> _SELECTED EXTRACT_

Bradley goes on to repeatedly say he'll pay any price to win, even if it is harmful to him. He attributes his incredible competitive streak and desire to win to his father.

Kellerman said, "How do you talk, not casually but matter-of-factly, about the fact that you were fighting unconsciously [against Provodnikov]? ... How do you reconcile what's happening to you physically in those situation in your own mind?"

Bradley shrugged.

I don't really think about that. Boxing is the hurt business. You have to deal with the consequences later. I'm willing to go into the devil's mouth and do what I have to do, or even dive into the deepest part of the ocean if need be to win. I'll deal with the consequences later.

Kellerman seemed startled by Bradley's brutally honest answer. Nearly every boxer refers to himself as a warrior and says those kinds of things, but Bradley says it with a conviction that few others do.

And he also proved he meant it by the way he fought so valiantly after being blasted by the hard-hitting Provodnikov.

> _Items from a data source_
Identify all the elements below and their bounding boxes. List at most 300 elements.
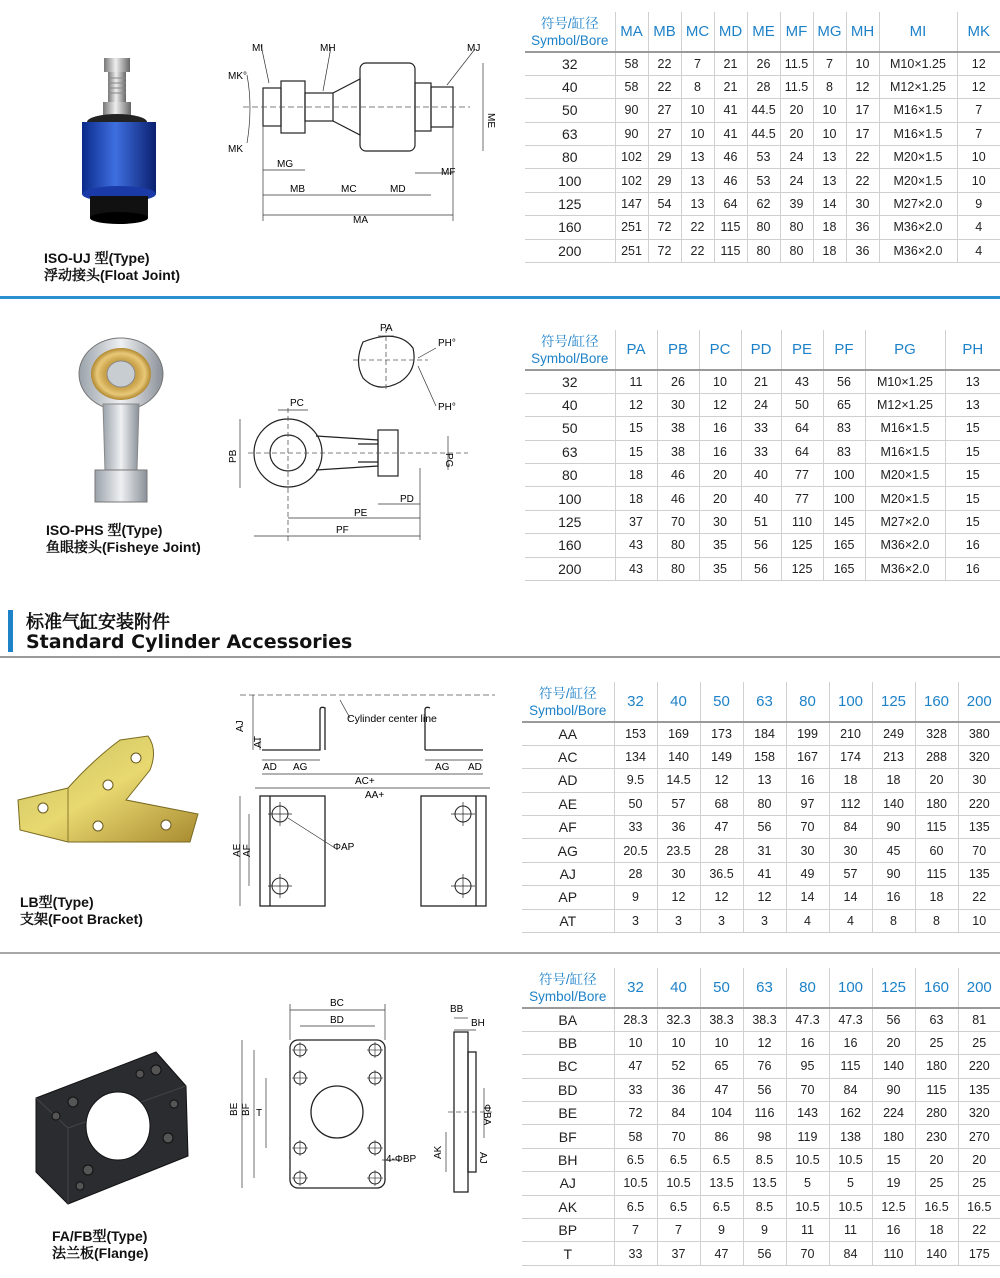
table-cell: 21 (714, 52, 747, 75)
header-symbol-bore: 符号/缸径 Symbol/Bore (522, 682, 614, 722)
table-cell: 90 (872, 862, 915, 885)
table-cell: 72 (614, 1102, 657, 1125)
header-cell: 50 (700, 682, 743, 722)
table-cell: 50 (614, 792, 657, 815)
table-cell: 84 (829, 816, 872, 839)
row-label-cell: AF (522, 816, 614, 839)
table-cell: 20 (699, 464, 741, 487)
table-cell: 35 (699, 534, 741, 557)
table-cell: 140 (872, 792, 915, 815)
header-cell: 40 (657, 682, 700, 722)
table-cell: 18 (813, 239, 846, 262)
table-cell: 165 (823, 557, 865, 580)
table-cell: 18 (915, 886, 958, 909)
table-cell: 10 (813, 99, 846, 122)
table-row (525, 510, 1000, 533)
header-cell: PD (741, 330, 781, 370)
table-cell: 184 (743, 722, 786, 745)
table-cell: 119 (786, 1125, 829, 1148)
table-cell: 29 (648, 169, 681, 192)
flange-drawing (222, 992, 497, 1207)
table-cell: 135 (958, 816, 1000, 839)
table-cell: 4 (957, 216, 1000, 239)
table-cell: 53 (747, 169, 780, 192)
label-bd: BD (330, 1015, 344, 1026)
table-cell: 16 (786, 1031, 829, 1054)
table-cell: 6.5 (700, 1148, 743, 1171)
table-cell: 12 (700, 886, 743, 909)
table-cell: 320 (958, 745, 1000, 768)
label-ma: MA (353, 215, 368, 226)
table-cell: 110 (781, 510, 823, 533)
section-heading (0, 600, 1000, 660)
row-label-cell: 50 (525, 99, 615, 122)
table-cell: 3 (743, 909, 786, 932)
table-cell: 47 (700, 816, 743, 839)
table-cell: 213 (872, 745, 915, 768)
table-cell: 210 (829, 722, 872, 745)
table-cell: 20 (699, 487, 741, 510)
row-label-cell: T (522, 1242, 614, 1265)
table-cell: 138 (829, 1125, 872, 1148)
table-cell: 83 (823, 417, 865, 440)
table-cell: M10×1.25 (865, 370, 945, 393)
label-center-line: Cylinder center line (347, 713, 437, 725)
table-cell: 28 (700, 839, 743, 862)
label-mi: MI (252, 43, 264, 54)
table-row (525, 464, 1000, 487)
table-cell: 10 (957, 169, 1000, 192)
row-label-cell: AG (522, 839, 614, 862)
table-cell: 13 (681, 169, 714, 192)
table-cell: 12 (700, 769, 743, 792)
table-row (525, 169, 1000, 192)
table-cell: 65 (823, 393, 865, 416)
table-cell: 13 (813, 169, 846, 192)
table-row (522, 886, 1000, 909)
table-cell: 13 (681, 192, 714, 215)
table-cell: 180 (872, 1125, 915, 1148)
header-cell: MC (681, 12, 714, 52)
table-cell: 13 (743, 769, 786, 792)
row-label-cell: 80 (525, 464, 615, 487)
header-cell: MI (879, 12, 957, 52)
table-cell: 70 (657, 1125, 700, 1148)
table-cell: 18 (813, 216, 846, 239)
table-cell: 180 (915, 792, 958, 815)
row-label-cell: BP (522, 1219, 614, 1242)
table-cell: 98 (743, 1125, 786, 1148)
header-cell: MG (813, 12, 846, 52)
table-cell: 10.5 (614, 1172, 657, 1195)
table-cell: 80 (743, 792, 786, 815)
label-t: T (256, 1108, 263, 1119)
table-cell: 13 (681, 146, 714, 169)
fisheye-joint-section (0, 300, 1000, 600)
table-cell: 115 (714, 239, 747, 262)
table-cell: 6.5 (614, 1195, 657, 1218)
table-cell: M20×1.5 (879, 146, 957, 169)
table-cell: 76 (743, 1055, 786, 1078)
table-cell: 140 (657, 745, 700, 768)
table-row (522, 1078, 1000, 1101)
table-cell: 13 (945, 370, 1000, 393)
table-cell: 56 (743, 1242, 786, 1265)
table-cell: 4 (957, 239, 1000, 262)
table-cell: 180 (915, 1055, 958, 1078)
heading-underline (0, 656, 1000, 658)
fisheye-joint-type: ISO-PHS 型(Type) (46, 522, 163, 538)
table-header-row (525, 330, 1000, 370)
table-row (522, 1148, 1000, 1171)
table-cell: 328 (915, 722, 958, 745)
heading-accent-bar (8, 610, 13, 652)
table-cell: 15 (615, 440, 657, 463)
table-cell: 7 (614, 1219, 657, 1242)
table-cell: 16 (945, 557, 1000, 580)
table-cell: 175 (958, 1242, 1000, 1265)
row-label-cell: BD (522, 1078, 614, 1101)
table-cell: 36 (657, 816, 700, 839)
table-row (522, 862, 1000, 885)
table-cell: 16.5 (958, 1195, 1000, 1218)
table-cell: 15 (615, 417, 657, 440)
table-cell: 13.5 (743, 1172, 786, 1195)
table-cell: 13 (813, 146, 846, 169)
table-row (522, 1242, 1000, 1265)
row-label-cell: 63 (525, 122, 615, 145)
table-cell: 22 (846, 146, 879, 169)
table-cell: 10 (957, 146, 1000, 169)
table-row (522, 1102, 1000, 1125)
header-cell: MA (615, 12, 648, 52)
table-cell: 115 (829, 1055, 872, 1078)
table-cell: 70 (657, 510, 699, 533)
table-cell: 15 (945, 440, 1000, 463)
table-cell: 15 (945, 417, 1000, 440)
table-cell: 4 (786, 909, 829, 932)
table-cell: 6.5 (657, 1148, 700, 1171)
table-cell: 25 (915, 1172, 958, 1195)
row-label-cell: 40 (525, 75, 615, 98)
row-label-cell: AA (522, 722, 614, 745)
table-cell: 24 (780, 146, 813, 169)
header-cell: PF (823, 330, 865, 370)
foot-bracket-body (522, 722, 1000, 933)
label-ae: AE (232, 843, 243, 857)
table-cell: 33 (741, 440, 781, 463)
row-label-cell: AP (522, 886, 614, 909)
table-cell: 33 (614, 1242, 657, 1265)
table-cell: 57 (657, 792, 700, 815)
table-cell: M16×1.5 (879, 99, 957, 122)
table-cell: 22 (958, 886, 1000, 909)
table-cell: M16×1.5 (879, 122, 957, 145)
table-cell: 43 (615, 534, 657, 557)
table-cell: 14 (829, 886, 872, 909)
table-cell: 28.3 (614, 1008, 657, 1031)
table-cell: 380 (958, 722, 1000, 745)
table-cell: 56 (823, 370, 865, 393)
table-cell: M20×1.5 (865, 464, 945, 487)
table-cell: 224 (872, 1102, 915, 1125)
header-cell: 125 (872, 682, 915, 722)
table-cell: 140 (872, 1055, 915, 1078)
row-label-cell: 63 (525, 440, 615, 463)
header-cell: 32 (614, 682, 657, 722)
table-row (522, 745, 1000, 768)
label-bh: BH (471, 1018, 485, 1029)
table-cell: 13 (945, 393, 1000, 416)
table-cell: 3 (700, 909, 743, 932)
table-cell: 104 (700, 1102, 743, 1125)
table-row (522, 1195, 1000, 1218)
table-cell: 8 (915, 909, 958, 932)
table-cell: 56 (741, 534, 781, 557)
header-cell: 160 (915, 682, 958, 722)
table-cell: 288 (915, 745, 958, 768)
table-cell: 10.5 (657, 1172, 700, 1195)
table-cell: 84 (829, 1242, 872, 1265)
table-cell: 8.5 (743, 1148, 786, 1171)
flange-type: FA/FB型(Type) (52, 1228, 148, 1244)
table-cell: 56 (743, 1078, 786, 1101)
table-cell: 62 (747, 192, 780, 215)
table-cell: 53 (747, 146, 780, 169)
label-me: ME (485, 113, 496, 128)
label-ak: AK (433, 1145, 444, 1159)
table-cell: 115 (915, 816, 958, 839)
table-cell: 58 (615, 75, 648, 98)
table-cell: 30 (699, 510, 741, 533)
table-cell: 80 (780, 216, 813, 239)
table-cell: 153 (614, 722, 657, 745)
table-cell: 251 (615, 239, 648, 262)
row-label-cell: AK (522, 1195, 614, 1218)
table-cell: 14 (786, 886, 829, 909)
table-cell: 20 (780, 122, 813, 145)
table-cell: 33 (741, 417, 781, 440)
table-cell: 110 (872, 1242, 915, 1265)
table-cell: 81 (958, 1008, 1000, 1031)
table-cell: 16 (872, 886, 915, 909)
table-cell: 30 (657, 393, 699, 416)
table-cell: 135 (958, 1078, 1000, 1101)
table-cell: 5 (829, 1172, 872, 1195)
table-cell: 72 (648, 239, 681, 262)
table-cell: 90 (872, 816, 915, 839)
table-cell: 36 (846, 239, 879, 262)
table-cell: 20 (780, 99, 813, 122)
table-cell: 5 (786, 1172, 829, 1195)
table-row (525, 393, 1000, 416)
table-cell: 64 (714, 192, 747, 215)
label-ap: ΦAP (333, 842, 355, 853)
table-cell: 64 (781, 440, 823, 463)
header-cell: 160 (915, 968, 958, 1008)
table-cell: 20.5 (614, 839, 657, 862)
table-row (525, 146, 1000, 169)
header-cell: 63 (743, 682, 786, 722)
label-pf: PF (336, 525, 349, 536)
table-cell: 65 (700, 1055, 743, 1078)
row-label-cell: BF (522, 1125, 614, 1148)
table-row (522, 769, 1000, 792)
table-cell: 251 (615, 216, 648, 239)
label-bc: BC (330, 998, 344, 1009)
table-cell: 220 (958, 1055, 1000, 1078)
table-cell: 10.5 (829, 1195, 872, 1218)
table-cell: 12 (957, 75, 1000, 98)
table-cell: 38 (657, 440, 699, 463)
table-cell: 30 (846, 192, 879, 215)
table-cell: 12 (957, 52, 1000, 75)
table-cell: 20 (915, 769, 958, 792)
table-cell: M16×1.5 (865, 417, 945, 440)
table-cell: 58 (615, 52, 648, 75)
row-label-cell: AT (522, 909, 614, 932)
table-cell: 17 (846, 99, 879, 122)
table-cell: 41 (714, 122, 747, 145)
table-cell: 15 (945, 487, 1000, 510)
table-cell: M16×1.5 (865, 440, 945, 463)
table-cell: 12 (615, 393, 657, 416)
table-cell: 70 (958, 839, 1000, 862)
table-cell: 54 (648, 192, 681, 215)
header-cell: 200 (958, 968, 1000, 1008)
table-cell: 230 (915, 1125, 958, 1148)
table-cell: 38.3 (743, 1008, 786, 1031)
table-cell: 10 (681, 122, 714, 145)
table-cell: 70 (786, 1242, 829, 1265)
table-row (522, 816, 1000, 839)
label-be: BE (229, 1102, 240, 1116)
table-cell: 220 (958, 792, 1000, 815)
flange-table (522, 968, 1000, 1266)
label-md: MD (390, 184, 406, 195)
fisheye-joint-photo (75, 330, 175, 510)
float-joint-section (0, 0, 1000, 300)
table-cell: 125 (781, 534, 823, 557)
header-cell: 80 (786, 682, 829, 722)
row-label-cell: 200 (525, 557, 615, 580)
table-cell: 51 (741, 510, 781, 533)
table-cell: M36×2.0 (879, 216, 957, 239)
table-cell: 47 (700, 1078, 743, 1101)
table-cell: 165 (823, 534, 865, 557)
table-cell: 280 (915, 1102, 958, 1125)
table-cell: 46 (657, 487, 699, 510)
float-joint-body (525, 52, 1000, 263)
table-cell: 60 (915, 839, 958, 862)
table-cell: 56 (872, 1008, 915, 1031)
table-cell: 18 (615, 464, 657, 487)
table-cell: 9 (700, 1219, 743, 1242)
table-cell: 25 (915, 1031, 958, 1054)
table-cell: 56 (743, 816, 786, 839)
table-cell: 95 (786, 1055, 829, 1078)
table-cell: 80 (747, 239, 780, 262)
row-label-cell: BB (522, 1031, 614, 1054)
table-cell: 84 (829, 1078, 872, 1101)
table-cell: 25 (958, 1172, 1000, 1195)
table-cell: 32.3 (657, 1008, 700, 1031)
table-cell: 41 (714, 99, 747, 122)
row-label-cell: 32 (525, 370, 615, 393)
table-cell: 149 (700, 745, 743, 768)
table-cell: 15 (872, 1148, 915, 1171)
table-cell: 16 (786, 769, 829, 792)
table-row (525, 122, 1000, 145)
table-cell: 16 (699, 417, 741, 440)
table-cell: 100 (823, 464, 865, 487)
table-cell: 77 (781, 487, 823, 510)
table-cell: 125 (781, 557, 823, 580)
table-cell: 70 (786, 1078, 829, 1101)
table-cell: 90 (615, 122, 648, 145)
label-aa: AA+ (365, 790, 385, 801)
table-cell: 8 (681, 75, 714, 98)
table-cell: 46 (714, 169, 747, 192)
row-label-cell: 100 (525, 487, 615, 510)
row-label-cell: 80 (525, 146, 615, 169)
label-aj: AJ (235, 720, 246, 732)
table-row (525, 557, 1000, 580)
header-cell: MF (780, 12, 813, 52)
table-cell: 28 (747, 75, 780, 98)
table-cell: 10 (958, 909, 1000, 932)
header-symbol-bore: 符号/缸径 Symbol/Bore (525, 330, 615, 370)
table-cell: 134 (614, 745, 657, 768)
table-row (522, 1219, 1000, 1242)
table-cell: 44.5 (747, 122, 780, 145)
table-row (522, 1055, 1000, 1078)
table-cell: 249 (872, 722, 915, 745)
table-cell: 7 (957, 122, 1000, 145)
table-cell: 20 (915, 1148, 958, 1171)
foot-bracket-drawing (225, 688, 500, 923)
table-row (522, 1125, 1000, 1148)
table-row (525, 75, 1000, 98)
table-cell: 14 (813, 192, 846, 215)
table-cell: 18 (615, 487, 657, 510)
table-cell: 10 (657, 1031, 700, 1054)
table-cell: 26 (747, 52, 780, 75)
table-row (522, 1008, 1000, 1031)
table-cell: 16 (945, 534, 1000, 557)
table-cell: 38.3 (700, 1008, 743, 1031)
header-cell: 40 (657, 968, 700, 1008)
table-cell: 45 (872, 839, 915, 862)
table-cell: 41 (743, 862, 786, 885)
table-cell: 68 (700, 792, 743, 815)
table-cell: 112 (829, 792, 872, 815)
table-cell: 83 (823, 440, 865, 463)
table-cell: 7 (957, 99, 1000, 122)
table-cell: 38 (657, 417, 699, 440)
table-cell: 33 (614, 816, 657, 839)
header-cell: MH (846, 12, 879, 52)
table-cell: 33 (614, 1078, 657, 1101)
table-cell: 7 (813, 52, 846, 75)
row-label-cell: AE (522, 792, 614, 815)
table-cell: 97 (786, 792, 829, 815)
float-joint-table (525, 12, 1000, 263)
table-cell: M10×1.25 (879, 52, 957, 75)
table-cell: 10.5 (786, 1148, 829, 1171)
label-pb: PB (228, 449, 239, 463)
float-joint-name: 浮动接头(Float Joint) (44, 267, 181, 283)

> _AIM 1_
Update the boxing passage from "Bradley goes on" up to and including "I'll deal with the consequences later.", putting "lion's mouth" wherever "devil's mouth" appears.
> _AIM 2_
In the entries, retype the lines from the line with "table-cell: 21 (714, 52, 747, 75)" up to and including the line with "row-label-cell: AF (522, 816, 614, 839)", and give only those lines.
The boxing text and the entries are unrelated to each other.

> _EXERCISE RESPONSE 1_
Bradley goes on to repeatedly say he'll pay any price to win, even if it is harmful to him. He attributes his incredible competitive streak and desire to win to his father.

Kellerman said, "How do you talk, not casually but matter-of-factly, about the fact that you were fighting unconsciously [against Provodnikov]? ... How do you reconcile what's happening to you physically in those situation in your own mind?"

Bradley shrugged.

I don't really think about that. Boxing is the hurt business. You have to deal with the consequences later. I'm willing to go into the lion's mouth and do what I have to do, or even dive into the deepest part of the ocean if need be to win. I'll deal with the consequences later.

> _EXERCISE RESPONSE 2_
table-cell: 21 (714, 52, 747, 75)
header-symbol-bore: 符号/缸径 Symbol/Bore (522, 682, 614, 722)
table-cell: 90 (872, 862, 915, 885)
table-cell: 72 (614, 1102, 657, 1125)
header-cell: 50 (700, 682, 743, 722)
table-cell: 50 (614, 792, 657, 815)
table-cell: 84 (829, 816, 872, 839)
row-label-cell: AF (522, 816, 614, 839)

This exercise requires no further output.